[Start Records supplied]

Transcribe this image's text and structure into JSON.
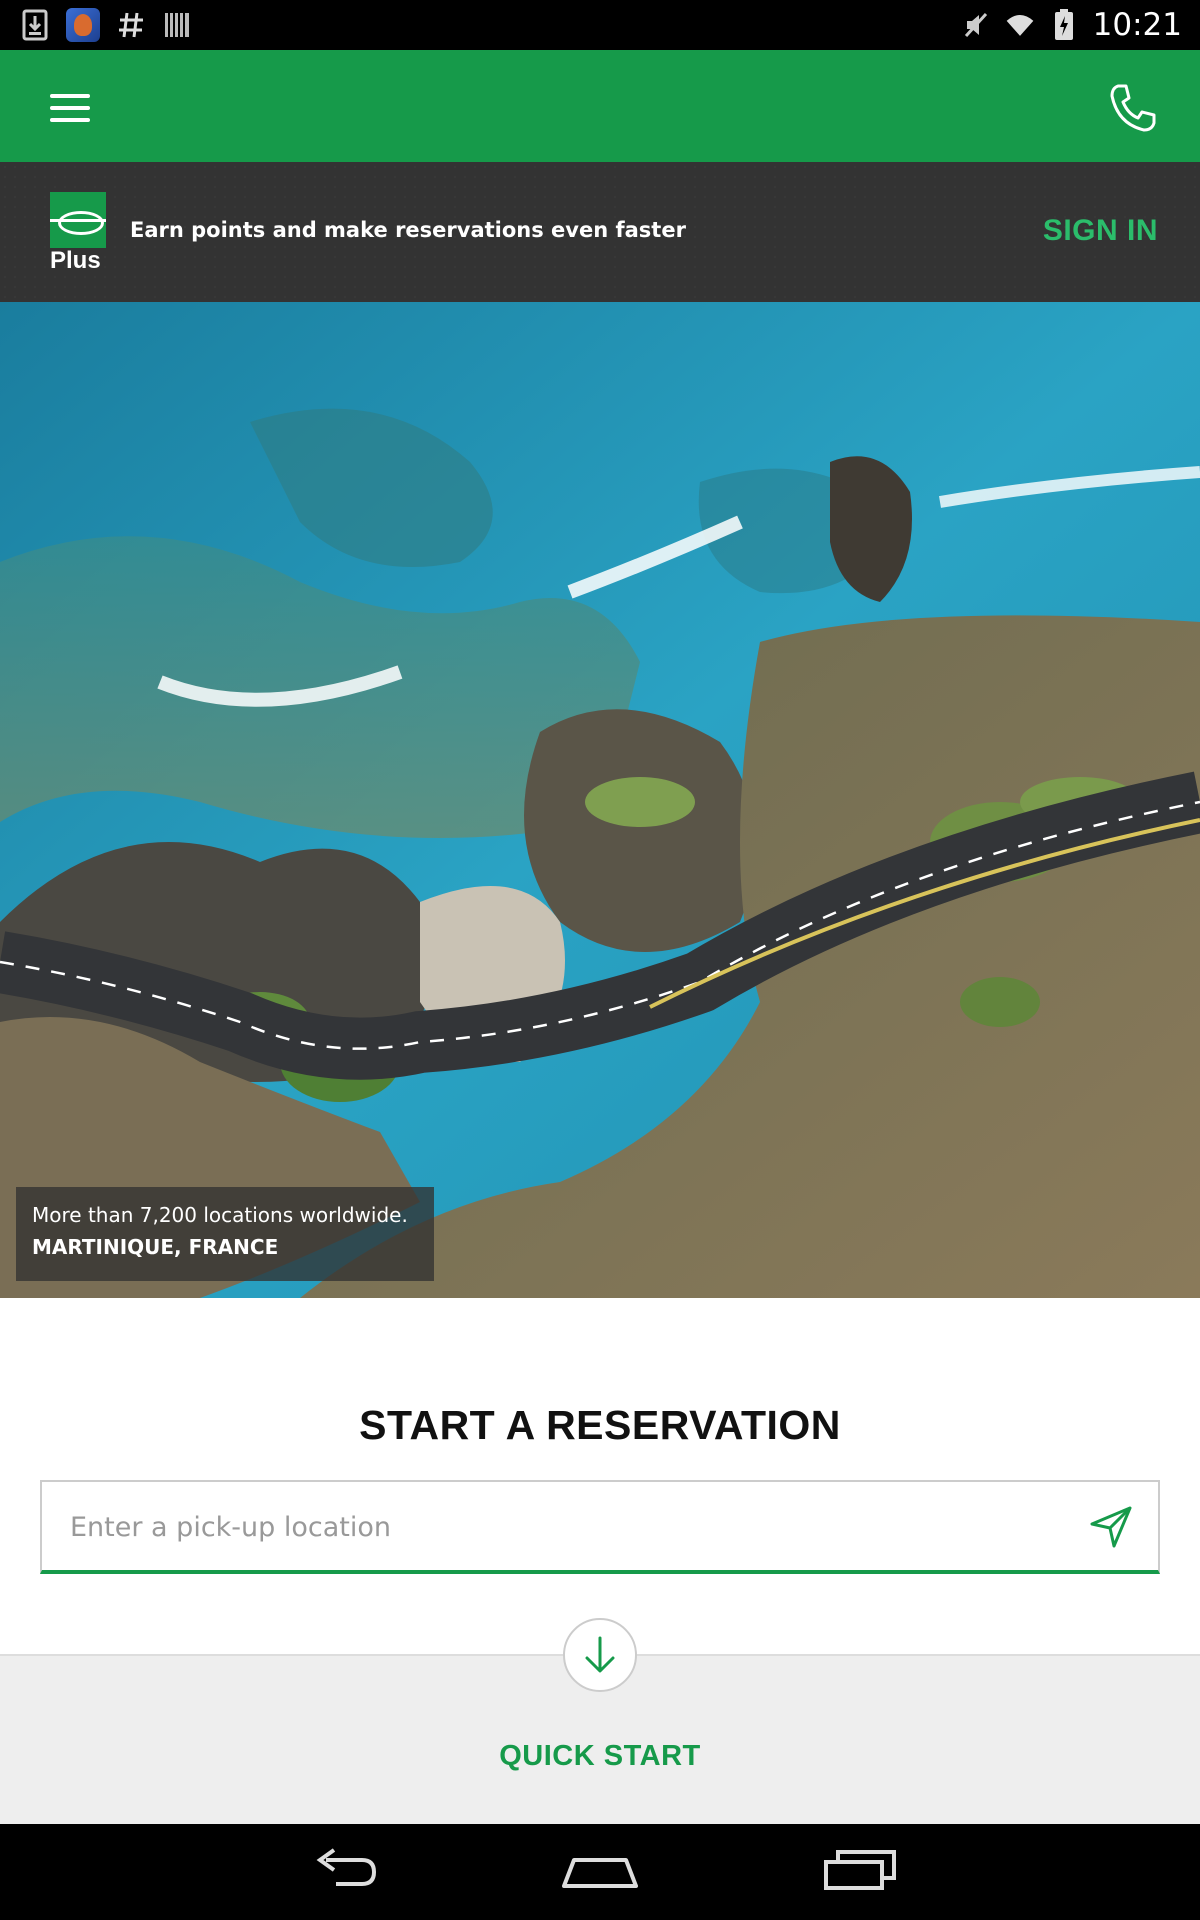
{
  "status_bar": {
    "time": "10:21",
    "left_icons": [
      "download-icon",
      "app-icon",
      "hash-icon",
      "barcode-icon"
    ],
    "right_icons": [
      "mute-icon",
      "wifi-icon",
      "battery-icon"
    ]
  },
  "app_bar": {
    "color": "#169a4a",
    "menu_icon": "menu-icon",
    "phone_icon": "phone-icon"
  },
  "plus_banner": {
    "logo_text": "Plus",
    "message": "Earn points and make reservations even faster",
    "sign_in_label": "SIGN IN"
  },
  "hero": {
    "caption_line1": "More than 7,200 locations worldwide.",
    "caption_line2": "MARTINIQUE, FRANCE"
  },
  "reservation": {
    "title": "START A RESERVATION",
    "location_placeholder": "Enter a pick-up location",
    "location_value": "",
    "gps_icon": "navigation-arrow-icon"
  },
  "quick_start": {
    "label": "QUICK START",
    "icon": "arrow-down-icon"
  },
  "nav_bar": {
    "buttons": [
      "back-icon",
      "home-icon",
      "recents-icon"
    ]
  },
  "colors": {
    "brand_green": "#169a4a",
    "sign_in_green": "#2bbd6b",
    "banner_dark": "#333333"
  }
}
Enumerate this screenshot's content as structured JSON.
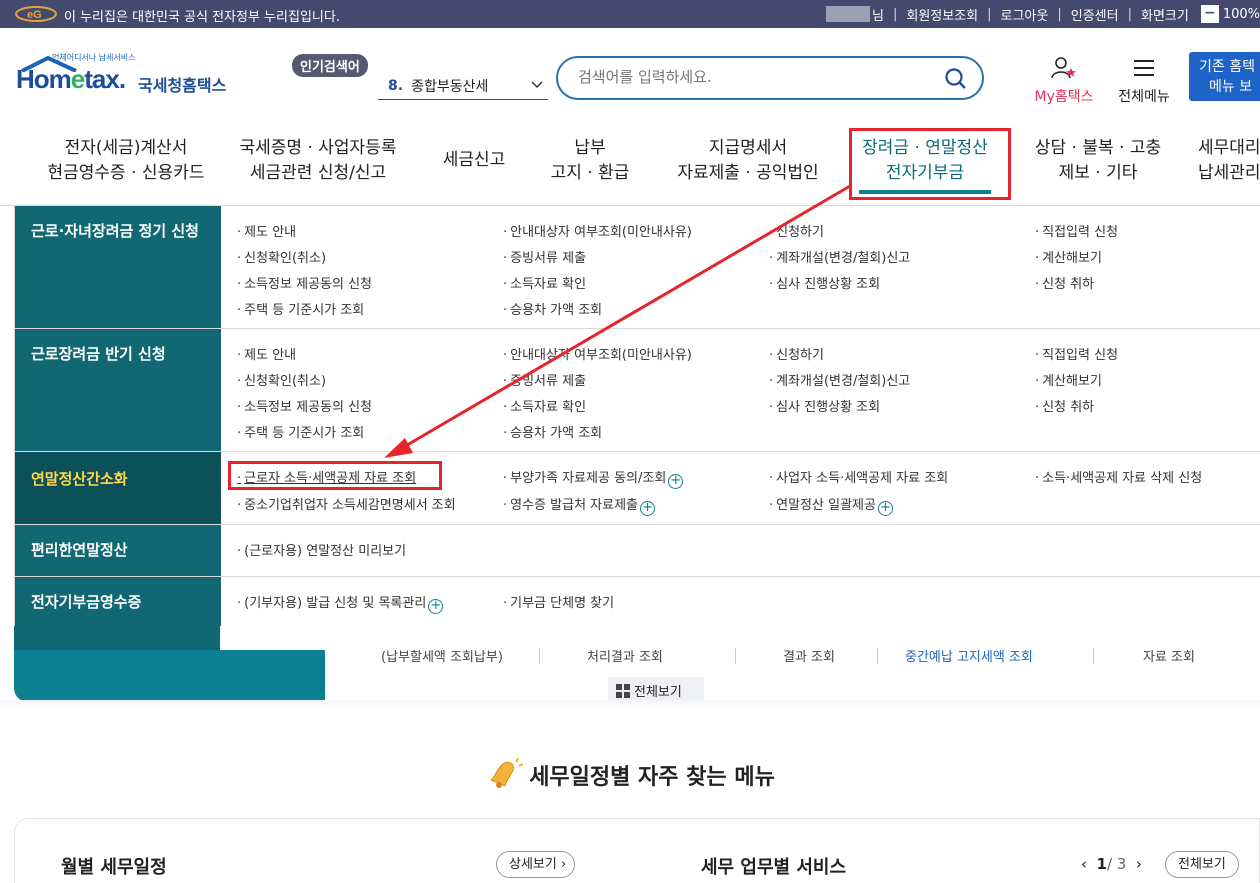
{
  "gov_banner": {
    "text": "이 누리집은 대한민국 공식 전자정부 누리집입니다.",
    "logo_text": "eG",
    "user_suffix": "님",
    "links": [
      "회원정보조회",
      "로그아웃",
      "인증센터",
      "화면크기"
    ],
    "zoom": "100%"
  },
  "header": {
    "logo_small": "언제어디서나 납세서비스",
    "logo_home": "Hom",
    "logo_e": "e",
    "logo_tax": "tax.",
    "logo_kor": "국세청홈택스",
    "popular_label": "인기검색어",
    "popular_num": "8.",
    "popular_term": "종합부동산세",
    "search_placeholder": "검색어를 입력하세요.",
    "my_hometax": "My홈택스",
    "all_menu": "전체메뉴",
    "old_menu_line1": "기존 홈텍",
    "old_menu_line2": "메뉴 보"
  },
  "gnb": [
    {
      "l1": "전자(세금)계산서",
      "l2": "현금영수증 · 신용카드"
    },
    {
      "l1": "국세증명 · 사업자등록",
      "l2": "세금관련 신청/신고"
    },
    {
      "l1": "세금신고",
      "l2": ""
    },
    {
      "l1": "납부",
      "l2": "고지 · 환급"
    },
    {
      "l1": "지급명세서",
      "l2": "자료제출 · 공익법인"
    },
    {
      "l1": "장려금 · 연말정산",
      "l2": "전자기부금"
    },
    {
      "l1": "상담 · 불복 · 고충",
      "l2": "제보 · 기타"
    },
    {
      "l1": "세무대리",
      "l2": "납세관리"
    }
  ],
  "mega": {
    "sections": [
      {
        "title": "근로·자녀장려금 정기 신청",
        "links": [
          "제도 안내",
          "안내대상자 여부조회(미안내사유)",
          "신청하기",
          "직접입력 신청",
          "신청확인(취소)",
          "증빙서류 제출",
          "계좌개설(변경/철회)신고",
          "계산해보기",
          "소득정보 제공동의 신청",
          "소득자료 확인",
          "심사 진행상황 조회",
          "신청 취하",
          "주택 등 기준시가 조회",
          "승용차 가액 조회"
        ]
      },
      {
        "title": "근로장려금 반기 신청",
        "links": [
          "제도 안내",
          "안내대상자 여부조회(미안내사유)",
          "신청하기",
          "직접입력 신청",
          "신청확인(취소)",
          "증빙서류 제출",
          "계좌개설(변경/철회)신고",
          "계산해보기",
          "소득정보 제공동의 신청",
          "소득자료 확인",
          "심사 진행상황 조회",
          "신청 취하",
          "주택 등 기준시가 조회",
          "승용차 가액 조회"
        ]
      },
      {
        "title": "연말정산간소화",
        "links": [
          "근로자 소득·세액공제 자료 조회",
          "부양가족 자료제공 동의/조회",
          "사업자 소득·세액공제 자료 조회",
          "소득·세액공제 자료 삭제 신청",
          "중소기업취업자 소득세감면명세서 조회",
          "영수증 발급처 자료제출",
          "연말정산 일괄제공"
        ]
      },
      {
        "title": "편리한연말정산",
        "links": [
          "(근로자용) 연말정산 미리보기"
        ]
      },
      {
        "title": "전자기부금영수증",
        "links": [
          "(기부자용) 발급 신청 및 목록관리",
          "기부금 단체명 찾기"
        ]
      }
    ]
  },
  "behind": {
    "tabs": [
      "(납부할세액 조회납부)",
      "처리결과 조회",
      "결과 조회",
      "중간예납 고지세액 조회",
      "자료 조회"
    ],
    "view_all": "전체보기",
    "section_title": "세무일정별 자주 찾는 메뉴",
    "monthly": "월별 세무일정",
    "detail_btn": "상세보기",
    "services": "세무 업무별 서비스",
    "page_current": "1",
    "page_total": "/ 3",
    "view_all_btn": "전체보기"
  },
  "colors": {
    "teal": "#116873",
    "teal_dark": "#0b4f58",
    "highlight_red": "#e5252b",
    "gov_bar": "#434a6e"
  }
}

[End Records supplied]

> [Given request]
The material above must be printed exactly, with its pictures left out.

> [Output below]
Transcribe this image's text and structure into JSON.
{
  "status_bar": {
    "time": "10:21",
    "left_icons": [
      "download-icon",
      "app-icon",
      "hash-icon",
      "barcode-icon"
    ],
    "right_icons": [
      "mute-icon",
      "wifi-icon",
      "battery-icon"
    ]
  },
  "app_bar": {
    "color": "#169a4a",
    "menu_icon": "menu-icon",
    "phone_icon": "phone-icon"
  },
  "plus_banner": {
    "logo_text": "Plus",
    "message": "Earn points and make reservations even faster",
    "sign_in_label": "SIGN IN"
  },
  "hero": {
    "caption_line1": "More than 7,200 locations worldwide.",
    "caption_line2": "MARTINIQUE, FRANCE"
  },
  "reservation": {
    "title": "START A RESERVATION",
    "location_placeholder": "Enter a pick-up location",
    "location_value": "",
    "gps_icon": "navigation-arrow-icon"
  },
  "quick_start": {
    "label": "QUICK START",
    "icon": "arrow-down-icon"
  },
  "nav_bar": {
    "buttons": [
      "back-icon",
      "home-icon",
      "recents-icon"
    ]
  },
  "colors": {
    "brand_green": "#169a4a",
    "sign_in_green": "#2bbd6b",
    "banner_dark": "#333333"
  }
}
Enumerate this screenshot's content as structured JSON.
{
  "gov_banner": {
    "text": "이 누리집은 대한민국 공식 전자정부 누리집입니다.",
    "logo_text": "eG",
    "user_suffix": "님",
    "links": [
      "회원정보조회",
      "로그아웃",
      "인증센터",
      "화면크기"
    ],
    "zoom": "100%"
  },
  "header": {
    "logo_small": "언제어디서나 납세서비스",
    "logo_home": "Hom",
    "logo_e": "e",
    "logo_tax": "tax.",
    "logo_kor": "국세청홈택스",
    "popular_label": "인기검색어",
    "popular_num": "8.",
    "popular_term": "종합부동산세",
    "search_placeholder": "검색어를 입력하세요.",
    "my_hometax": "My홈택스",
    "all_menu": "전체메뉴",
    "old_menu_line1": "기존 홈텍",
    "old_menu_line2": "메뉴 보"
  },
  "gnb": [
    {
      "l1": "전자(세금)계산서",
      "l2": "현금영수증 · 신용카드"
    },
    {
      "l1": "국세증명 · 사업자등록",
      "l2": "세금관련 신청/신고"
    },
    {
      "l1": "세금신고",
      "l2": ""
    },
    {
      "l1": "납부",
      "l2": "고지 · 환급"
    },
    {
      "l1": "지급명세서",
      "l2": "자료제출 · 공익법인"
    },
    {
      "l1": "장려금 · 연말정산",
      "l2": "전자기부금"
    },
    {
      "l1": "상담 · 불복 · 고충",
      "l2": "제보 · 기타"
    },
    {
      "l1": "세무대리",
      "l2": "납세관리"
    }
  ],
  "mega": {
    "sections": [
      {
        "title": "근로·자녀장려금 정기 신청",
        "links": [
          "제도 안내",
          "안내대상자 여부조회(미안내사유)",
          "신청하기",
          "직접입력 신청",
          "신청확인(취소)",
          "증빙서류 제출",
          "계좌개설(변경/철회)신고",
          "계산해보기",
          "소득정보 제공동의 신청",
          "소득자료 확인",
          "심사 진행상황 조회",
          "신청 취하",
          "주택 등 기준시가 조회",
          "승용차 가액 조회"
        ]
      },
      {
        "title": "근로장려금 반기 신청",
        "links": [
          "제도 안내",
          "안내대상자 여부조회(미안내사유)",
          "신청하기",
          "직접입력 신청",
          "신청확인(취소)",
          "증빙서류 제출",
          "계좌개설(변경/철회)신고",
          "계산해보기",
          "소득정보 제공동의 신청",
          "소득자료 확인",
          "심사 진행상황 조회",
          "신청 취하",
          "주택 등 기준시가 조회",
          "승용차 가액 조회"
        ]
      },
      {
        "title": "연말정산간소화",
        "links": [
          "근로자 소득·세액공제 자료 조회",
          "부양가족 자료제공 동의/조회",
          "사업자 소득·세액공제 자료 조회",
          "소득·세액공제 자료 삭제 신청",
          "중소기업취업자 소득세감면명세서 조회",
          "영수증 발급처 자료제출",
          "연말정산 일괄제공"
        ]
      },
      {
        "title": "편리한연말정산",
        "links": [
          "(근로자용) 연말정산 미리보기"
        ]
      },
      {
        "title": "전자기부금영수증",
        "links": [
          "(기부자용) 발급 신청 및 목록관리",
          "기부금 단체명 찾기"
        ]
      }
    ]
  },
  "behind": {
    "tabs": [
      "(납부할세액 조회납부)",
      "처리결과 조회",
      "결과 조회",
      "중간예납 고지세액 조회",
      "자료 조회"
    ],
    "view_all": "전체보기",
    "section_title": "세무일정별 자주 찾는 메뉴",
    "monthly": "월별 세무일정",
    "detail_btn": "상세보기",
    "services": "세무 업무별 서비스",
    "page_current": "1",
    "page_total": "/ 3",
    "view_all_btn": "전체보기"
  },
  "colors": {
    "teal": "#116873",
    "teal_dark": "#0b4f58",
    "highlight_red": "#e5252b",
    "gov_bar": "#434a6e"
  }
}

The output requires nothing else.